===== SELECTED TEXT =====

This flat trend does not seem to be limited to translucent lines of sight. In a previous work (Gandilo et al. 2016), the BLASTPol collaboration already observed a flat spectrum between 250 and 850 microns in the high-density regions (N_H ≃ 2 × 10²² cm⁻², corresponding to A_V = 5–10) of the same cloud, heated by the interstellar radiation field (G₀ = 1). At even higher column densities, using airborne observations of dust polarized emission in dense regions (among them M17 and M41), Hildebrand et al. (1995) found a maximal polarization fraction at 100 μm of 9% (for the 99 percentile) for a range τ_{100 μm} = 0.02–0.2 of the dust optical depth (or equivalently a range 5–50 in A_V). A polarization fraction of 9% is obtained with a radiation field G₀ ~ 10 for model D, and with G₀ ~ 100 for model A, which is not unrealistic as those observations were focused on bright regions. This peak of P∕I at 9% at 100 μm is also not so far from what is observed at 353 GHz (850 μm) at the same column densities (Planck Collaboration Int. XIX 2015), and does not therefore exclude the possibility of a flatness of the P∕I spectrum from the far-infrared to the millimeter.

In the frame of the astrosilicate-graphite model of Draine & Hensley (2013), the slightly decreasing trend of P∕I with the wavelength has been interpreted as an indication of magnetic dipole emission from iron nano-domains embedded in the silicate matrix. In our models, the polarization fraction in emission P∕I decreases with the wavelength because the astrosilicate population has a much steeper spectral index (β = 2) than the a-C population (β ~ 1.5), that is not compensated by the lower astrosilicate temperature.

More generally, a dust model with a single (or dominating) homogeneous dust population at thermal equilibrium will have a flat P∕I spectrum. In a dust model with two populations of large grains, the decrease of P∕I with λ in the submillimeter may indicate that the population with the highest spectral index is more polarizing (that is, better aligned or intrinsically more polarizing) than the one with the lowest spectral index, akin to the case in all our models. A flat spectrum would indicate that both populations have the same flat spectrum (that is, the same constant P∕I) and different spectral indices, or different flat spectra (that is, different constant P∕I) but the same spectral index. After Ashton et al. (2017), our modeling also confirms that the flatness of the P∕I spectrum in the far-infrared probably indicates that the equilibrium temperature of the aligned population does not differ too much from the equilibrium temperature of the unaligned population, unlike models where only silicates are aligned.

All these observations in translucent lines of sight and dense clouds go against the natural predictions of most dust models, which were designed for the diffuse ISM and based upon two separate dust populations of large grains with distinct optical properties and alignment efficiencies, like carbon and silicate grains. In the following section, we discuss some hints on the composition of dust grains in translucent lines of sight, and how they will need to be related to the evolution of dust properties from the diffuse to the dense ISM.

=====

### BRIEF 1
Condense the paragraph of the dust polarization text that begins "More generally, a dust model" into a short bulleted list that keeps its main facts.
### BRIEF 2
Continue the dust polarization text from its last sentence, beginning the section it announces on hints about the composition of dust grains in translucent lines of sight.

===== SUPPLIED MATERIAL =====

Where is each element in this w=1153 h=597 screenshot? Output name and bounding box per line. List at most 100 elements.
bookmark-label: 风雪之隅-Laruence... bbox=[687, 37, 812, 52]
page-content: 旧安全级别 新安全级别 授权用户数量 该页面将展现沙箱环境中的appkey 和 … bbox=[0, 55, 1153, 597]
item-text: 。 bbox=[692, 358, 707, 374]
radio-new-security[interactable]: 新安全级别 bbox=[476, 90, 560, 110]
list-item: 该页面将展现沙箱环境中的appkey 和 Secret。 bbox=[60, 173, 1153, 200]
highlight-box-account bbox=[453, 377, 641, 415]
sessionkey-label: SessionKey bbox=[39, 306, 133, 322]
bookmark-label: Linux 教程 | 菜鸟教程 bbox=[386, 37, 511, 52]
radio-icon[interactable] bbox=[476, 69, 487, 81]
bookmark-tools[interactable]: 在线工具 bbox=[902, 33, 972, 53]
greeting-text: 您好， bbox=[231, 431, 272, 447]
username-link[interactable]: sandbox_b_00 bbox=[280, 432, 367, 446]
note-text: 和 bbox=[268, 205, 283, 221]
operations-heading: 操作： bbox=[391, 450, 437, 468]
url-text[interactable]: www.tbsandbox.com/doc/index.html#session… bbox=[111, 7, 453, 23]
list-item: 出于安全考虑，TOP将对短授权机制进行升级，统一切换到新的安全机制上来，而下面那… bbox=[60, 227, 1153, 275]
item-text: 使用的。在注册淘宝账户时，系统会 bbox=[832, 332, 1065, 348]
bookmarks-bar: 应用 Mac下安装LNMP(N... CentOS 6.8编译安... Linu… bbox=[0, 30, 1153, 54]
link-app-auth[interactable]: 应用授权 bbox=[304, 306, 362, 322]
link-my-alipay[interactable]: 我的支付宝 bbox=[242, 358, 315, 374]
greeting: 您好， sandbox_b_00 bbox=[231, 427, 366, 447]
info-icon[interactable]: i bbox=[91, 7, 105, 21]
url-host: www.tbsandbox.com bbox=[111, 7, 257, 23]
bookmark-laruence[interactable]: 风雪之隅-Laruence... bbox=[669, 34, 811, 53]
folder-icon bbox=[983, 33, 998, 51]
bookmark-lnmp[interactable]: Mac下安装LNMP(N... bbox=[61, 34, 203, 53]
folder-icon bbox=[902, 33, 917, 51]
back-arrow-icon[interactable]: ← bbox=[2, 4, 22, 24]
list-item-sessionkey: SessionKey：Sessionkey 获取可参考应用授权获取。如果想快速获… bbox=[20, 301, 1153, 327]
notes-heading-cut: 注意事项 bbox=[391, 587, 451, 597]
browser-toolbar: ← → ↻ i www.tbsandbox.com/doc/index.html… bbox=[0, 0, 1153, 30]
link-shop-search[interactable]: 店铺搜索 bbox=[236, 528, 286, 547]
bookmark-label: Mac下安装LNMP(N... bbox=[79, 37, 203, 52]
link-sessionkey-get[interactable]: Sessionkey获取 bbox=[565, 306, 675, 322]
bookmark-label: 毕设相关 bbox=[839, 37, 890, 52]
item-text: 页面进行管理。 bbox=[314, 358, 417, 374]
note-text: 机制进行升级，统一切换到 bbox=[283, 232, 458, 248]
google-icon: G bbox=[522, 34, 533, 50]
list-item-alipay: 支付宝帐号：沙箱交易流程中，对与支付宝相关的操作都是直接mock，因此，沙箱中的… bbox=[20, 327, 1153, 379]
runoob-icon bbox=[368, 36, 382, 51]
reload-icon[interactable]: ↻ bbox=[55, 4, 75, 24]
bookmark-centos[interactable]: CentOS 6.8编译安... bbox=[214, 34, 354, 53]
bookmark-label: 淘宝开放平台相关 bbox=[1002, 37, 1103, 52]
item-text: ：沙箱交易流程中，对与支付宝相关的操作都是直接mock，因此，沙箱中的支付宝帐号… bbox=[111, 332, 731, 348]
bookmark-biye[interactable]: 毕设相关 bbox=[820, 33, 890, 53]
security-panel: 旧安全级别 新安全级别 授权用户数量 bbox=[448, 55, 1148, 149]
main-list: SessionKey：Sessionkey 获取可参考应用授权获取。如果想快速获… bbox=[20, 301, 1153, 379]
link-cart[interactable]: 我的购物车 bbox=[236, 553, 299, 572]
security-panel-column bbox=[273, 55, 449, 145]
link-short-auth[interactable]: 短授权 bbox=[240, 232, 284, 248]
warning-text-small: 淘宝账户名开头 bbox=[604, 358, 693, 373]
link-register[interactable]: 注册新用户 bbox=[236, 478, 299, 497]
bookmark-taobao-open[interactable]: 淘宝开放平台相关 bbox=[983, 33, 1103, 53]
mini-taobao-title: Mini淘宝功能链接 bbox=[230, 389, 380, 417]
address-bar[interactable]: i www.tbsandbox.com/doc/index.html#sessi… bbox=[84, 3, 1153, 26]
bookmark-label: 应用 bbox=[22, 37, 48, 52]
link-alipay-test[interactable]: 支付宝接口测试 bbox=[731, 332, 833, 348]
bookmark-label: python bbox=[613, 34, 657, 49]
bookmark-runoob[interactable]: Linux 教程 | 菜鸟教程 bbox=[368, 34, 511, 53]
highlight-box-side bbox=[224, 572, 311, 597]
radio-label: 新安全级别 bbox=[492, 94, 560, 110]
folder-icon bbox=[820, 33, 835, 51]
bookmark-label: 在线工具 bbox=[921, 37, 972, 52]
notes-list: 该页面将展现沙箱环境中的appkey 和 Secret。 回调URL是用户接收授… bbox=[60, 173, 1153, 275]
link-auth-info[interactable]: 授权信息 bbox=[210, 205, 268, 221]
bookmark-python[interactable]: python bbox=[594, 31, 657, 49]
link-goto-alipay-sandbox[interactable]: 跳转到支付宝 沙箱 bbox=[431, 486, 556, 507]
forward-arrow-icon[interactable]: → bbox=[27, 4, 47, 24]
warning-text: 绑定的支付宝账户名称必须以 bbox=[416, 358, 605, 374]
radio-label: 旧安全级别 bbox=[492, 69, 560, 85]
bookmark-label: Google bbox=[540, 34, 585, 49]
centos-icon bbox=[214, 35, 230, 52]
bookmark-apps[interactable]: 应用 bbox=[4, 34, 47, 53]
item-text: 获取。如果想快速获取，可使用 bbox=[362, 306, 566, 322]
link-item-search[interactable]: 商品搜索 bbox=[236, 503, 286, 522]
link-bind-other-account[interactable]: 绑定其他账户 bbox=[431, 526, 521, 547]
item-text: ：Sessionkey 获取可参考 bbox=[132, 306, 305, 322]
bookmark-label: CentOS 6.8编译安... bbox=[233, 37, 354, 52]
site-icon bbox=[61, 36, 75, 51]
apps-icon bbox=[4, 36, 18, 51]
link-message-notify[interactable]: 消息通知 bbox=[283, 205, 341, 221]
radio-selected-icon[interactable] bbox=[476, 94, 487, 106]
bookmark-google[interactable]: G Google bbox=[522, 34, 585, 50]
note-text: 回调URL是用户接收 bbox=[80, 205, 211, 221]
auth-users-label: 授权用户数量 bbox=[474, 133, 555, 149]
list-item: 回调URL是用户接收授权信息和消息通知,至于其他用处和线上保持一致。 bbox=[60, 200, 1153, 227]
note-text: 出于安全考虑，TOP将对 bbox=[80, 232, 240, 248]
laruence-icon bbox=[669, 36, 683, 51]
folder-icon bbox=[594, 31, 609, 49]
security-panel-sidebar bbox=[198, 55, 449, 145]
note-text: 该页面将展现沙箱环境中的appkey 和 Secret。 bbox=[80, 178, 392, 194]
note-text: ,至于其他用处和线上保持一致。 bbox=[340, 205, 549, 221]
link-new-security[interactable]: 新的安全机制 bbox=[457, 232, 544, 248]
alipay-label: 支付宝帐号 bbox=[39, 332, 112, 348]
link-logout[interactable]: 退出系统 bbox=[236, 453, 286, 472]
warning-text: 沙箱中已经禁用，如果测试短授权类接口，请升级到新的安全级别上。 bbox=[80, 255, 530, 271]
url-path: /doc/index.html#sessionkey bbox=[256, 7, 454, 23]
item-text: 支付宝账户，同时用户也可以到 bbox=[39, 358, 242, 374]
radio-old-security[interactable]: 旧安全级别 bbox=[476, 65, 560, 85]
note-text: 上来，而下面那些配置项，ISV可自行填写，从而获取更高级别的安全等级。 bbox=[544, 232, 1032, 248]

=====

### TASK RESULT 1
- A dust model with a single (or dominating) homogeneous dust population at thermal equilibrium produces a flat P∕I spectrum.
- In a model with two populations of large grains, a decrease of P∕I with λ in the submillimeter may mean that the population with the higher spectral index is more polarizing (better aligned or intrinsically more polarizing). This is the case in all the authors' models.
- A flat spectrum would mean one of two things:
  - both populations share the same constant P∕I but have different spectral indices, or
  - they have different constant P∕I but the same spectral index.
- Following Ashton et al. (2017), the modeling confirms that a flat far-infrared P∕I spectrum probably means the aligned and unaligned populations have similar equilibrium temperatures. This differs from models where only silicates are aligned.

### TASK RESULT 2
Fig. 15 Polarization fraction P∕I in emission for models D (solid) and A (dot-dashed), for various ISRF intensities G0. The spectral shape of the radiation was not changed, just the scaling factor G0, as indicated.Data points combine Planck (λ ≥ 850 μm, Planck Collaboration Int. XXII 2015) and BLASTPol (λ ≤ 850 μm, Ashton et al. 2017) observations, normalized at 850 μm. We cut our spectrum at 5 cm because of the rising contribution to Iν(λ) of the thermal emission of PAH and other components not modeled here (synchrotron emission, anomalous microwave emission, see Planck Collaboration Int. XXII 2015).

7.4 Can we constrain the shape and composition of aligned grains?

The shape of interstellar grains is constrained by the spectral dependence of the 9.7 μm polarization band (Lee & Draine 1985). Hildebrand & Dragovan (1995) calculated the profile of this band for oblate and prolate astrosilicates and concluded that grains are oblate with an axis ratio ϵ < 3, confirming Lee & Draine (1985) results, in clear contradiction with our models. However, our results do not demonstrate that grains are necessarily porous, prolate, and highly elongated. We did not intend in this paper to determine the shape of interstellar grains, but simply to adapt it to our goal: update the Compiègne et al. (2011) dust model to reproduce dust polarized and unpolarized extinction and emission properties on translucent lines of sight, characterized by increased emissivities. This revision of dust opacity is supported by recent laboratory works. Demyk et al. (2017) measured the opacity of amorphous silicate from the NIR to the submillimeter, and found it much higher (with a mean factor close to 5) than that of astrosilicates. With such highly emissive material, grains of oblate shape will also be able to reproduce the value of the polarization ratios of Paper I.

Our results also provide new insight into the composition of aligned grains. Models with aligned a-C grains (models C and D) have the same number of parameters as models A and B with only astrosilicate grains aligned, and perform better in polarization, both in the NIR and in the submillimeter. This is probably indicating that a-C grains may be aligned or that astrosilicate grains may be contaminated by a-C material (in the form of coating or composite aggregates), at least on our translucent lines of sight (Jones et al. 2013; Köhler et al. 2015). Model D also gives a possible hint in the same direction: models where aligned grains are composite do not need to invoke perfect spinning alignment (f_max = 0.67, see Fig. 14), neither very elongated shapes (elongation 2.5), nor porosity to explain observations.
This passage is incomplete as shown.